
  2. Estimada Ruth: Solo permítame hacerle caer en cuenta que aunque existe una «violenta amenaza», ésta no es en absoluto bolivariana. Lo que existe es un secuestro del apellido paterno de Simón Bolívar, cuyo legado es tergiversado con una ficticia interpretación de su lucha, utilizado de facto para respaldar una falsedad absoluta. El libertador jamás habría permitido que éstos delincuentes y su perversión hubiesen siquiera germinado en su nombre. Solo son sinvergüenzas que manipulan a placer las masas insatisfechas porque ciertamente sus necesidades no fueron atendidas desde los mismos tiempos de la independencia, pero que como es muy bien argumentado por su análisis, tiene salida precisamente en la conciencia de la población, en la autonomía y defensa de sus instituciones democráticas.

    • Ves, te escribo, estoy ya 5 días en Quito, después de un viaje casi de pesadilla desde Caracas, deje mi hijo pequeño con mi hermana, casi me veo impotente de explicarte lo que siento, solo veo fantasmas, bruma, nunca pensé estar bajo ese terremoto emocional que me aprisiona, casi sin recursos , no puedo olvidar el rostro de angustia de mi hijo, un niño de 5 años, sus ojos húmedos, sus manos en las mías, la despedida, soy un padre soltero o abandonado, da igual, no sabes , siento una mortaja fría de soledad, de indefensión , imagina , no sé si estoy vivo o si estoy muerto, ya ni siquiera se cuál es el principio o cuál es el fin de mi destino, ellos los que amo, ya quedan lejos, esperando mi luz , mi apoyo, ahora siento que en mis manos solo escurre viento helado;
      las personas que me alojaron, una pareja venezolana, salen el fin de semana en caravana al Peru, entiendes , soy ahora un indigente más, en un país ajeno, ayer salí con una funda de dulces , a venderlos, nunca me parecieron tan largas las horas, nunca me sentí tan invisible, tan microscópico, me siento en una dimensión extraña , en una galería desde la cual miro ese gélido drama existencial , con un enigmático casting donde la maldad, la indiferencia , el egoísmo adquieren formas humanas; la primera noche no pude dormir un solo instante, me sentía culpable de nacer, de vivir, de ser venezolano , de decir a mi hijo que le mandaré una tablet, cuando ni siquiera sabré si comeré mañana.

* **Tarea**:
En el texto sobre Venezuela, el autor de la carta a Ruth dice que unos «sinvergüenzas» manipulan a «las masas insatisfechas». Explica en una a tres oraciones por qué, según él, esas masas están insatisfechas. Los registros son un material aparte del texto.

[Entradas del conjunto de datos]
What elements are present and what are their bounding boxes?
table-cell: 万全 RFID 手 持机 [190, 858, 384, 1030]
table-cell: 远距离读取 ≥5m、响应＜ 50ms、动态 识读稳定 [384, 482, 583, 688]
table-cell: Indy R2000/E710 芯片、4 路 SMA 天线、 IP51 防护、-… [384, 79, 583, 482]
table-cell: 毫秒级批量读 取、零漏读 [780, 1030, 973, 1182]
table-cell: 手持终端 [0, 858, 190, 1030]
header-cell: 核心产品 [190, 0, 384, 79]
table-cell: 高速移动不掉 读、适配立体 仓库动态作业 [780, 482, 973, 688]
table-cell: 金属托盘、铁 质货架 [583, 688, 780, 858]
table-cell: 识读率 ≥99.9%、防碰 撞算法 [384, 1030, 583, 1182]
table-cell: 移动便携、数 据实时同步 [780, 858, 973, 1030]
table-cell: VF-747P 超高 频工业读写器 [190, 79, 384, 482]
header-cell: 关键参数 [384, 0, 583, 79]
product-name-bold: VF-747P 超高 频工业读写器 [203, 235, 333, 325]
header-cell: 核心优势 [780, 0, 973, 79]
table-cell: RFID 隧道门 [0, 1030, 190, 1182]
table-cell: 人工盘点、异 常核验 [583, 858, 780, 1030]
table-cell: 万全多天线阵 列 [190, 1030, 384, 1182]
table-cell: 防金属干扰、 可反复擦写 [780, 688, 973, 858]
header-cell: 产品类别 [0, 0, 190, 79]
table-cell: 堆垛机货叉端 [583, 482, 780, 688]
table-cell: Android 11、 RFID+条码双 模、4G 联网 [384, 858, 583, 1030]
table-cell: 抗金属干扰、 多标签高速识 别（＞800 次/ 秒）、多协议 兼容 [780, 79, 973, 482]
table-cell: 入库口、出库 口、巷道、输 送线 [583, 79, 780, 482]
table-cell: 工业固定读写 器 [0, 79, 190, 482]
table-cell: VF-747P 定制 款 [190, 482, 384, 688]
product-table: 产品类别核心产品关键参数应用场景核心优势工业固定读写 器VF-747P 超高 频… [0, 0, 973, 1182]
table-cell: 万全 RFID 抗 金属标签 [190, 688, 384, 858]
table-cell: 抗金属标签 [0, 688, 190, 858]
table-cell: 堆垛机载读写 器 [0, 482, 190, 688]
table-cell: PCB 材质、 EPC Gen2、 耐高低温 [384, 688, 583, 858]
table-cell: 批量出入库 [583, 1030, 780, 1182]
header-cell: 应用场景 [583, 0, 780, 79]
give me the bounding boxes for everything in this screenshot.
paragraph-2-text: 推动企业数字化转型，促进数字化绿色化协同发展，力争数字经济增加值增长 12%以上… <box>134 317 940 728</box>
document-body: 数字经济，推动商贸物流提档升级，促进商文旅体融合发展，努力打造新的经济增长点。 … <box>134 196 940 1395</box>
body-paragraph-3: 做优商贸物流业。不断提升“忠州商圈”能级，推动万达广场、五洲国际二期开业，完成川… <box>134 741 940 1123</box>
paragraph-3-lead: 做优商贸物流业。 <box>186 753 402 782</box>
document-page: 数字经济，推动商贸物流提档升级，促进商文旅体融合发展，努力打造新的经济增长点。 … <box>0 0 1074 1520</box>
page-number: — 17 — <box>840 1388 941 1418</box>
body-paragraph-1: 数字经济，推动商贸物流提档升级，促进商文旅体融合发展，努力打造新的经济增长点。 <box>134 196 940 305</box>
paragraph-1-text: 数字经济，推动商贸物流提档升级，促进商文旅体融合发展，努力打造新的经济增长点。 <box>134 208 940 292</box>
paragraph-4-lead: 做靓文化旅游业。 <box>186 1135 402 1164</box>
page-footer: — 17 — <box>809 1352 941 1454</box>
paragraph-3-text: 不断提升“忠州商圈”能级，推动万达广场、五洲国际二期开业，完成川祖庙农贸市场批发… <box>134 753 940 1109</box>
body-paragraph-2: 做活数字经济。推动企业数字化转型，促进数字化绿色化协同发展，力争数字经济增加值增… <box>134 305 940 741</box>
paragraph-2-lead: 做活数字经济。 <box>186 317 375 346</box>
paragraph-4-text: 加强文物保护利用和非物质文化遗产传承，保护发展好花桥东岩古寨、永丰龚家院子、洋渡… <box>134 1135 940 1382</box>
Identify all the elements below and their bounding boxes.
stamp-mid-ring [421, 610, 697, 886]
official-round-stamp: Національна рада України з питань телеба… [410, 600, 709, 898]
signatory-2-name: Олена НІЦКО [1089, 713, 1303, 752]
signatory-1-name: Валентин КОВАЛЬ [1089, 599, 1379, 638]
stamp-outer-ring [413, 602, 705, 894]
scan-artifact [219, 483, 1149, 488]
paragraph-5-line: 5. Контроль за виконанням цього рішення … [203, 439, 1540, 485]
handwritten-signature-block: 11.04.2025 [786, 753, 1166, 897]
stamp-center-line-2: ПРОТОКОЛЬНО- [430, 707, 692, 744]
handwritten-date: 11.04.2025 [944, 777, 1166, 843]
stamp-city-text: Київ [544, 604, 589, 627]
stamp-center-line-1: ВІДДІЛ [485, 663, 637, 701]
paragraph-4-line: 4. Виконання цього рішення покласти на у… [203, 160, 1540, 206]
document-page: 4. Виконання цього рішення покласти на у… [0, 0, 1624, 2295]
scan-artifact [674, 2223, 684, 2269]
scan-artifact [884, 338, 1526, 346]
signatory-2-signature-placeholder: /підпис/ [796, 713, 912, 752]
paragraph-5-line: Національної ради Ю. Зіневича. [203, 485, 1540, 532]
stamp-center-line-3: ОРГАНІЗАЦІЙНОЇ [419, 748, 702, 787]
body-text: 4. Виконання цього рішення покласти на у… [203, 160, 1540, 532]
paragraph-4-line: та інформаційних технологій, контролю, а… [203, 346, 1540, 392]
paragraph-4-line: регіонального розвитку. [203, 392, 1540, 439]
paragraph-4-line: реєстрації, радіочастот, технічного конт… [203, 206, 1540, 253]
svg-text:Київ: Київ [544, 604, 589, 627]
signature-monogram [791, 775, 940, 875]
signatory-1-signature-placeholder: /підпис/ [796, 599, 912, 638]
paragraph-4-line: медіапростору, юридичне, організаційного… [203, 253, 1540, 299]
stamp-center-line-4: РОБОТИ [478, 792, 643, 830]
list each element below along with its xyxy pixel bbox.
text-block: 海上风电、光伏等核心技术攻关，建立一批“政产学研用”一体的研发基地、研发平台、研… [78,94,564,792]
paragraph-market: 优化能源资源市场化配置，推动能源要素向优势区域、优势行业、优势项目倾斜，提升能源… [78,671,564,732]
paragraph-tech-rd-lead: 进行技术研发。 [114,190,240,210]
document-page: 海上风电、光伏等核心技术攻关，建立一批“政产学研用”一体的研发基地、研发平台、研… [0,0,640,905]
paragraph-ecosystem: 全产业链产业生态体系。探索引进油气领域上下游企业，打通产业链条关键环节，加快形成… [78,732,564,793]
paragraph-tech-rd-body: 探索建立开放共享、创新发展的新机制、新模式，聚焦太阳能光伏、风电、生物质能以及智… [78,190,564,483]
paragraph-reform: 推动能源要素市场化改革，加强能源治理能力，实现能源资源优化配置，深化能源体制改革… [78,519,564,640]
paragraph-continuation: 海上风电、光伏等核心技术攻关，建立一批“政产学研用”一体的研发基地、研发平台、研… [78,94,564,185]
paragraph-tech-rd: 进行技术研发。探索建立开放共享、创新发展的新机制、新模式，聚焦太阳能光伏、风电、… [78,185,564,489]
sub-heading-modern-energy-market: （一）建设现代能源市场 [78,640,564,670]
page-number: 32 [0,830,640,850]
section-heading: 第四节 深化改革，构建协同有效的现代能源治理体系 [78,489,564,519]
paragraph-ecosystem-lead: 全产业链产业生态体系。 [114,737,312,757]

* **Respuesta**:
Según el autor, esas masas están insatisfechas porque sus necesidades no fueron atendidas desde los tiempos de la independencia.